Dataset extract:
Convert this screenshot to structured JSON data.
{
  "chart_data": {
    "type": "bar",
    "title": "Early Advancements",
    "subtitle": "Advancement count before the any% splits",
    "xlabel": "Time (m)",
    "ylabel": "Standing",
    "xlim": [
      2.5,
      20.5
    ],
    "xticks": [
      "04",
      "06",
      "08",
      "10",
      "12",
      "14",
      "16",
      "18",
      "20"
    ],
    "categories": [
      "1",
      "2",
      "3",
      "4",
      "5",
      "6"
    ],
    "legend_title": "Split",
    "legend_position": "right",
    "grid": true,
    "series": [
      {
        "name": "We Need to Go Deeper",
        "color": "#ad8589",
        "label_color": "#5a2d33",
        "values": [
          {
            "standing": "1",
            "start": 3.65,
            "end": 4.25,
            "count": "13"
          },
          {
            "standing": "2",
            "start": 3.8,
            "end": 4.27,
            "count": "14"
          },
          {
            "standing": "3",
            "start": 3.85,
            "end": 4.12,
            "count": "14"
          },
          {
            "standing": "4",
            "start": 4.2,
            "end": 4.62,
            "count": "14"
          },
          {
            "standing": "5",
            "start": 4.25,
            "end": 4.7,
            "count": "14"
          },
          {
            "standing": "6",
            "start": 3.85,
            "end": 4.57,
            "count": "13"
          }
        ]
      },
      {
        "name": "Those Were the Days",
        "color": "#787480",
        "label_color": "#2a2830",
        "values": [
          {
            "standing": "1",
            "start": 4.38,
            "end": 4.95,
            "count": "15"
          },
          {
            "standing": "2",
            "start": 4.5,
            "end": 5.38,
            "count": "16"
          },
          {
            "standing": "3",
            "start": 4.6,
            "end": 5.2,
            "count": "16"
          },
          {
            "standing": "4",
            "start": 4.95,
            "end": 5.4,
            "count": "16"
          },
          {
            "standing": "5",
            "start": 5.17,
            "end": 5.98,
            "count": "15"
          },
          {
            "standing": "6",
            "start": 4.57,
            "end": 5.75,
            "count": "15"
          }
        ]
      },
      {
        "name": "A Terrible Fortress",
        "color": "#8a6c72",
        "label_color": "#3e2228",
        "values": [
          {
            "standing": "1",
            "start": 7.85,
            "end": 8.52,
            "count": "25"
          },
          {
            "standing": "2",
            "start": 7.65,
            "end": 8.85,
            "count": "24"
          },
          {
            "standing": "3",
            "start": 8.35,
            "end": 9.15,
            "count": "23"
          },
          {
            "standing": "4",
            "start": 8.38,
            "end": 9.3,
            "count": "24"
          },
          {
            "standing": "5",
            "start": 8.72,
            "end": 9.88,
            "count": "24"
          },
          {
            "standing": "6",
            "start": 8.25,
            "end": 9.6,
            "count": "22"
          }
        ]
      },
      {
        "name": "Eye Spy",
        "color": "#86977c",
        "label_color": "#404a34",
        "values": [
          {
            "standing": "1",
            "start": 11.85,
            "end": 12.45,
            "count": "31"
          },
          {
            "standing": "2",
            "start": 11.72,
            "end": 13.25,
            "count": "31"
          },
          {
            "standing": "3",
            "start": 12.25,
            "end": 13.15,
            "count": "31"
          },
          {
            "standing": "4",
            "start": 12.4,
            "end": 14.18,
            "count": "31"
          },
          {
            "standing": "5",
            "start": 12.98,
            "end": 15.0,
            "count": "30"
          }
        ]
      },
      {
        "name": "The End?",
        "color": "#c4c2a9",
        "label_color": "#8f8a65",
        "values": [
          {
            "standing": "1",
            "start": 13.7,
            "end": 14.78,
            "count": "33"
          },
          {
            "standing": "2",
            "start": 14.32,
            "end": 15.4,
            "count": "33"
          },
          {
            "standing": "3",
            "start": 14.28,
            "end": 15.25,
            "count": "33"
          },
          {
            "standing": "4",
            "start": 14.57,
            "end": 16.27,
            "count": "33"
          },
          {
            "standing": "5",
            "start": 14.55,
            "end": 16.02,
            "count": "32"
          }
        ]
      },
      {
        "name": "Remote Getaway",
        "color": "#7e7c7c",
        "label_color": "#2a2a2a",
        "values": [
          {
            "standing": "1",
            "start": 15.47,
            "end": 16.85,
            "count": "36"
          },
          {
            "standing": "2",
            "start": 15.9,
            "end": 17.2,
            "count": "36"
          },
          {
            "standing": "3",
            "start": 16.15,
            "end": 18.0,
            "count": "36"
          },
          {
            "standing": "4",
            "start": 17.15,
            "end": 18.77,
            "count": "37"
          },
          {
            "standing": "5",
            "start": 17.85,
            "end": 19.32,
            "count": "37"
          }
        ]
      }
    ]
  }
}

What you should do:
All of the entries need to be reproduced exactly; please write them out.

Complete output:
Convert this screenshot to structured JSON data.
{
  "chart_data": {
    "type": "bar",
    "title": "Early Advancements",
    "subtitle": "Advancement count before the any% splits",
    "xlabel": "Time (m)",
    "ylabel": "Standing",
    "xlim": [
      2.5,
      20.5
    ],
    "xticks": [
      "04",
      "06",
      "08",
      "10",
      "12",
      "14",
      "16",
      "18",
      "20"
    ],
    "categories": [
      "1",
      "2",
      "3",
      "4",
      "5",
      "6"
    ],
    "legend_title": "Split",
    "legend_position": "right",
    "grid": true,
    "series": [
      {
        "name": "We Need to Go Deeper",
        "color": "#ad8589",
        "label_color": "#5a2d33",
        "values": [
          {
            "standing": "1",
            "start": 3.65,
            "end": 4.25,
            "count": "13"
          },
          {
            "standing": "2",
            "start": 3.8,
            "end": 4.27,
            "count": "14"
          },
          {
            "standing": "3",
            "start": 3.85,
            "end": 4.12,
            "count": "14"
          },
          {
            "standing": "4",
            "start": 4.2,
            "end": 4.62,
            "count": "14"
          },
          {
            "standing": "5",
            "start": 4.25,
            "end": 4.7,
            "count": "14"
          },
          {
            "standing": "6",
            "start": 3.85,
            "end": 4.57,
            "count": "13"
          }
        ]
      },
      {
        "name": "Those Were the Days",
        "color": "#787480",
        "label_color": "#2a2830",
        "values": [
          {
            "standing": "1",
            "start": 4.38,
            "end": 4.95,
            "count": "15"
          },
          {
            "standing": "2",
            "start": 4.5,
            "end": 5.38,
            "count": "16"
          },
          {
            "standing": "3",
            "start": 4.6,
            "end": 5.2,
            "count": "16"
          },
          {
            "standing": "4",
            "start": 4.95,
            "end": 5.4,
            "count": "16"
          },
          {
            "standing": "5",
            "start": 5.17,
            "end": 5.98,
            "count": "15"
          },
          {
            "standing": "6",
            "start": 4.57,
            "end": 5.75,
            "count": "15"
          }
        ]
      },
      {
        "name": "A Terrible Fortress",
        "color": "#8a6c72",
        "label_color": "#3e2228",
        "values": [
          {
            "standing": "1",
            "start": 7.85,
            "end": 8.52,
            "count": "25"
          },
          {
            "standing": "2",
            "start": 7.65,
            "end": 8.85,
            "count": "24"
          },
          {
            "standing": "3",
            "start": 8.35,
            "end": 9.15,
            "count": "23"
          },
          {
            "standing": "4",
            "start": 8.38,
            "end": 9.3,
            "count": "24"
          },
          {
            "standing": "5",
            "start": 8.72,
            "end": 9.88,
            "count": "24"
          },
          {
            "standing": "6",
            "start": 8.25,
            "end": 9.6,
            "count": "22"
          }
        ]
      },
      {
        "name": "Eye Spy",
        "color": "#86977c",
        "label_color": "#404a34",
        "values": [
          {
            "standing": "1",
            "start": 11.85,
            "end": 12.45,
            "count": "31"
          },
          {
            "standing": "2",
            "start": 11.72,
            "end": 13.25,
            "count": "31"
          },
          {
            "standing": "3",
            "start": 12.25,
            "end": 13.15,
            "count": "31"
          },
          {
            "standing": "4",
            "start": 12.4,
            "end": 14.18,
            "count": "31"
          },
          {
            "standing": "5",
            "start": 12.98,
            "end": 15.0,
            "count": "30"
          }
        ]
      },
      {
        "name": "The End?",
        "color": "#c4c2a9",
        "label_color": "#8f8a65",
        "values": [
          {
            "standing": "1",
            "start": 13.7,
            "end": 14.78,
            "count": "33"
          },
          {
            "standing": "2",
            "start": 14.32,
            "end": 15.4,
            "count": "33"
          },
          {
            "standing": "3",
            "start": 14.28,
            "end": 15.25,
            "count": "33"
          },
          {
            "standing": "4",
            "start": 14.57,
            "end": 16.27,
            "count": "33"
          },
          {
            "standing": "5",
            "start": 14.55,
            "end": 16.02,
            "count": "32"
          }
        ]
      },
      {
        "name": "Remote Getaway",
        "color": "#7e7c7c",
        "label_color": "#2a2a2a",
        "values": [
          {
            "standing": "1",
            "start": 15.47,
            "end": 16.85,
            "count": "36"
          },
          {
            "standing": "2",
            "start": 15.9,
            "end": 17.2,
            "count": "36"
          },
          {
            "standing": "3",
            "start": 16.15,
            "end": 18.0,
            "count": "36"
          },
          {
            "standing": "4",
            "start": 17.15,
            "end": 18.77,
            "count": "37"
          },
          {
            "standing": "5",
            "start": 17.85,
            "end": 19.32,
            "count": "37"
          }
        ]
      }
    ]
  }
}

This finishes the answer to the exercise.